━━━ Record list

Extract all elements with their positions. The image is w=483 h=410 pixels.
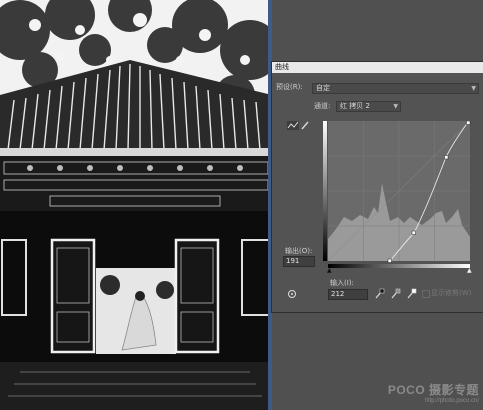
pavilion-photo [0, 0, 272, 410]
preset-label: 预设(R): [276, 83, 303, 91]
output-gradient-bar [323, 121, 327, 261]
watermark-brand: POCO 摄影专题 [387, 383, 479, 397]
dialog-titlebar[interactable]: 曲线 [272, 62, 483, 73]
curve-point[interactable] [444, 155, 449, 160]
watermark-url: http://photo.poco.cn/ [424, 398, 479, 404]
curve-point[interactable] [411, 230, 416, 235]
black-point-slider[interactable]: ▲ [327, 268, 332, 274]
input-label: 输入(I): [330, 279, 354, 287]
input-gradient-bar [328, 264, 470, 268]
photo-canvas [0, 0, 272, 410]
chevron-down-icon: ▼ [471, 85, 476, 92]
preset-dropdown[interactable]: 自定 ▼ [312, 83, 479, 94]
white-point-slider[interactable]: ▲ [467, 268, 472, 274]
channel-dropdown[interactable]: 红 拷贝 2 ▼ [336, 101, 401, 112]
channel-label: 通道: [314, 102, 331, 110]
gray-eyedropper-icon[interactable] [391, 288, 401, 299]
chevron-down-icon: ▼ [393, 103, 398, 110]
dialog-title: 曲线 [275, 63, 289, 71]
white-eyedropper-icon[interactable] [407, 288, 417, 299]
show-clipping-checkbox[interactable] [422, 290, 430, 298]
preset-value: 自定 [316, 84, 330, 92]
output-field[interactable]: 191 [283, 256, 315, 267]
curve-point[interactable] [466, 121, 471, 125]
channel-value: 红 拷贝 2 [340, 102, 370, 110]
output-label: 输出(O): [285, 247, 313, 255]
curve-graph[interactable] [328, 121, 474, 267]
curve-point-icon[interactable] [287, 121, 299, 130]
black-eyedropper-icon[interactable] [375, 288, 385, 299]
input-field[interactable]: 212 [328, 289, 368, 300]
curves-dialog: 曲线 预设(R): 自定 ▼ 通道: 红 拷贝 2 ▼ ▲ ▲ 输出(O): 1… [272, 62, 483, 312]
watermark: POCO 摄影专题 http://photo.poco.cn/ [388, 381, 479, 404]
pencil-icon[interactable] [301, 121, 309, 130]
hand-target-icon[interactable] [287, 289, 298, 299]
curve-point[interactable] [387, 258, 392, 263]
show-clipping-label: 显示修剪(W) [431, 289, 472, 297]
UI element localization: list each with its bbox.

━━━━━━

- Stated problem -
Identify each line above that contains the string "show", and copy every such line in full.

- Exercise result -
show-clipping-checkbox[interactable] [422, 290, 430, 298]
show-clipping-label: 显示修剪(W) [431, 289, 472, 297]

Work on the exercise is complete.